● **Textauszug**:
------
LVwG-450012/20/Gf/UD/Eg

Linz, 19.05.2014

I M  N A M E N  D E R  R E P U B L I K !

 

 

 

 

Das Landesverwaltungsgericht Oberösterreich hat durch seinen Richter Dr. Alfred Grof aus Anlass der Beschwerde des x, gegen den Bescheid des Gemeinderates der Gemeinde Seewalchen am Attersee vom 7. November 2013, Zl. 851-1/2-2013, wegen der Verpflichtung zur Entrichtung von Kanalbenützungsgebühren

 

 

z u  R e c h t  e r k a n n t:

 

 

I. Der Beschwerde wird gemäß § 279 Abs. 1 BAO stattgegeben und der angefochtene Bescheid aufgehoben.

 

 

II. Gegen dieses Erkenntnis ist keine ordentliche Revision an den Verwaltungsgerichtshof gemäß § 25a VwGG zulässig.

 

 


 

 

E n t s c h e i d u n g s g r ü n d e

 

 

I.

 

1. Mit Bescheid des Bürgermeisters der Gemeinde Seewalchen am Attersee vom 20. September 2013, Zl. 851-1/2-2013-We, wurde der Beschwerdeführer dazu verpflichtet, für seine Liegenschaft ausständige Kanalbenützungsgebühren in einer Höhe von 550,39 Euro (darin enthalten 10% USt) für die Jahre 2010 bis 2012 zu entrichten und diese binnen eines Monats ab Zustellung dieses Bescheides zur Einzahlung zu bringen (vgl. Spruchpunkt II.).
------
● **Aufgabe A**:
Tippen Sie den Abschnitt der Auflistung unverändert ab, der mit der Zeile beginnt, die "x-tick-label: 400 xyxy=(860,893,895,916)" enthält, und bis zum Ende der Auflistung reicht. Beide Enden sind eingeschlossen.

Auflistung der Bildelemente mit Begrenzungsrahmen
------
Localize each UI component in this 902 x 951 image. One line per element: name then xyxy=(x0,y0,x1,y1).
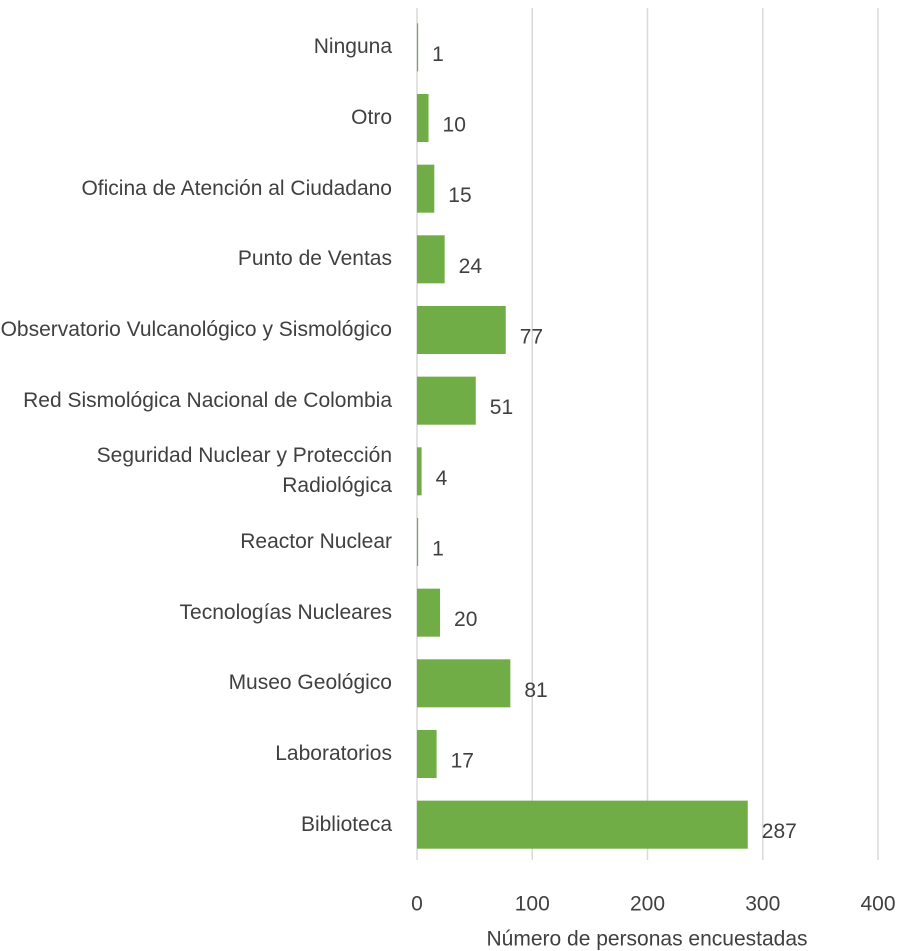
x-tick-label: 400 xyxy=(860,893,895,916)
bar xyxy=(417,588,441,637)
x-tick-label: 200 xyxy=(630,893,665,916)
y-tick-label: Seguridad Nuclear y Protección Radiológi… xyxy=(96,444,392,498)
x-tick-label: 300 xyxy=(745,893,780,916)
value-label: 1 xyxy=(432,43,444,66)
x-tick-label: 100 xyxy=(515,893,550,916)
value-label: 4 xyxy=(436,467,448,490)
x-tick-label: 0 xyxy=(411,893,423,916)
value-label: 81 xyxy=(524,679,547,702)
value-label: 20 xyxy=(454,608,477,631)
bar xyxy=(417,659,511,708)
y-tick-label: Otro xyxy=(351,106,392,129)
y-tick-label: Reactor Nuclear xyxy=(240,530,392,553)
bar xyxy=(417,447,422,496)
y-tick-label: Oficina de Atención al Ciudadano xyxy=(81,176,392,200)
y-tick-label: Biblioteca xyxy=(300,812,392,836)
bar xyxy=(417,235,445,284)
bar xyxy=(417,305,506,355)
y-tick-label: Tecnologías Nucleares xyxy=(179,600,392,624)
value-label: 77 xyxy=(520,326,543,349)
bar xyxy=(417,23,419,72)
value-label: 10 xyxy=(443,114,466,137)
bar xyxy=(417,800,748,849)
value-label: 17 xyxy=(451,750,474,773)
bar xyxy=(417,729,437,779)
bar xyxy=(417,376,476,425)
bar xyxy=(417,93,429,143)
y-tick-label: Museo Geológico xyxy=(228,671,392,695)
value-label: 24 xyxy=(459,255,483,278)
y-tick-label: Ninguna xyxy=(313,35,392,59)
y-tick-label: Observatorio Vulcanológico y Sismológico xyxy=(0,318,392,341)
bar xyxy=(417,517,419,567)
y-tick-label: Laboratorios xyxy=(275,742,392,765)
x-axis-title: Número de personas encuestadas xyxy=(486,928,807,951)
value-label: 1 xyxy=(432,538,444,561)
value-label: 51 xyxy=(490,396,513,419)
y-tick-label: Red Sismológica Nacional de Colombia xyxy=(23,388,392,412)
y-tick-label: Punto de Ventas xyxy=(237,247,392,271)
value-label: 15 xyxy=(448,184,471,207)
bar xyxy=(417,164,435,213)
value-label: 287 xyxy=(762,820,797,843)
------
● **Aufgabe B**:
Welchen Betrag an ausständigen Kanalbenützungsgebühren sollte der Beschwerdeführer laut dem Textauszug entrichten, und für welche Jahre?

● **Vollständige Antwort A**:
x-tick-label: 400 xyxy=(860,893,895,916)
bar xyxy=(417,588,441,637)
x-tick-label: 200 xyxy=(630,893,665,916)
y-tick-label: Seguridad Nuclear y Protección Radiológi… xyxy=(96,444,392,498)
x-tick-label: 300 xyxy=(745,893,780,916)
value-label: 1 xyxy=(432,43,444,66)
x-tick-label: 100 xyxy=(515,893,550,916)
value-label: 4 xyxy=(436,467,448,490)
x-tick-label: 0 xyxy=(411,893,423,916)
value-label: 81 xyxy=(524,679,547,702)
value-label: 20 xyxy=(454,608,477,631)
bar xyxy=(417,659,511,708)
y-tick-label: Otro xyxy=(351,106,392,129)
y-tick-label: Reactor Nuclear xyxy=(240,530,392,553)
bar xyxy=(417,447,422,496)
y-tick-label: Oficina de Atención al Ciudadano xyxy=(81,176,392,200)
y-tick-label: Biblioteca xyxy=(300,812,392,836)
bar xyxy=(417,235,445,284)
bar xyxy=(417,305,506,355)
y-tick-label: Tecnologías Nucleares xyxy=(179,600,392,624)
value-label: 77 xyxy=(520,326,543,349)
bar xyxy=(417,23,419,72)
value-label: 10 xyxy=(443,114,466,137)
bar xyxy=(417,800,748,849)
value-label: 17 xyxy=(451,750,474,773)
bar xyxy=(417,729,437,779)
bar xyxy=(417,376,476,425)
bar xyxy=(417,93,429,143)
y-tick-label: Museo Geológico xyxy=(228,671,392,695)
value-label: 24 xyxy=(459,255,483,278)
y-tick-label: Ninguna xyxy=(313,35,392,59)
y-tick-label: Observatorio Vulcanológico y Sismológico xyxy=(0,318,392,341)
bar xyxy=(417,517,419,567)
y-tick-label: Laboratorios xyxy=(275,742,392,765)
x-axis-title: Número de personas encuestadas xyxy=(486,928,807,951)
value-label: 1 xyxy=(432,538,444,561)
value-label: 51 xyxy=(490,396,513,419)
y-tick-label: Red Sismológica Nacional de Colombia xyxy=(23,388,392,412)
y-tick-label: Punto de Ventas xyxy=(237,247,392,271)
value-label: 15 xyxy=(448,184,471,207)
bar xyxy=(417,164,435,213)
value-label: 287 xyxy=(762,820,797,843)

● **Vollständige Antwort B**:
550,39 Euro (darin enthalten 10 % USt) für die Jahre 2010 bis 2012.